◆ Set task
Return, word for word, the passage of the sensor location review text from "2. The latitude" up to and including "put in the water.".

◆ Text provided
◇ ◇ ◇ ◇

## Sensor Location Review Process


**In this notebook:**

1. The pressure array in the data file is compared to the deployment information contained in an external file provided by the Data Operators. The sensor depth location in the deployment file corresponds to the depth value recorded at the time the sensor was placed in the water.


> **Pressure Comparison Method:**
<blockquote> Compares the sensor deployment depth to the average pressure calculated from the data file after eliminating erroneous data (e.g., data outside of global ranges and data above 3 standard deviations from the mean).</blockquote>


2. The latitude and longitude values in the data file and compared to the sensor latitude and longitude in the deployment information file. The sensor coordinates information in the deployment file corresponds to the coordinated recorded values at the time the sensor was put in the water.

◇ ◇ ◇ ◇

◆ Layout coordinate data
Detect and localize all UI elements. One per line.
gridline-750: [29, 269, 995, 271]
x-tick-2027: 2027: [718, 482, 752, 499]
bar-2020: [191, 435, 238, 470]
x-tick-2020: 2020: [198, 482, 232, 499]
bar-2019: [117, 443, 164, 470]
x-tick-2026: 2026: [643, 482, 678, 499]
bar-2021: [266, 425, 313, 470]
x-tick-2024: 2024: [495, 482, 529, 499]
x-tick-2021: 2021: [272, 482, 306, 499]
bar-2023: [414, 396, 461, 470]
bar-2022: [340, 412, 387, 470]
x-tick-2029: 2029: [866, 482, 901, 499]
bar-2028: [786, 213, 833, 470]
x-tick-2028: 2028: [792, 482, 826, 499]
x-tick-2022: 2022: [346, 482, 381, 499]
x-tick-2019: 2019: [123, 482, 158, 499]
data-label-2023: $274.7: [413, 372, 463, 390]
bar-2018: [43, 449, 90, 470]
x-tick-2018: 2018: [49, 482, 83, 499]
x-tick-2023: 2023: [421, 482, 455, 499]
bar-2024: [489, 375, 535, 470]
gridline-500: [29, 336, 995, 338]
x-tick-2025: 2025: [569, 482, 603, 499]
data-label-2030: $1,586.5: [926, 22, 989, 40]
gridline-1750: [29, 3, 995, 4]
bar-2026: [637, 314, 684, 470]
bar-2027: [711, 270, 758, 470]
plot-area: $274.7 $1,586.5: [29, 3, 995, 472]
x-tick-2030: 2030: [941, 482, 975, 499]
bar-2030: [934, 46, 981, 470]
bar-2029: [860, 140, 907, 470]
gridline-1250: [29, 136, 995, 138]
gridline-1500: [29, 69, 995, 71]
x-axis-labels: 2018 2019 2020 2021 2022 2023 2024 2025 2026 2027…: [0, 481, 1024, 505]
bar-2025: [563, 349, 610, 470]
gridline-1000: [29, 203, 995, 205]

◇ ◇ ◇ ◇

◆ Reply to the exercise
2. The latitude and longitude values in the data file and compared to the sensor latitude and longitude in the deployment information file. The sensor coordinates information in the deployment file corresponds to the coordinated recorded values at the time the sensor was put in the water.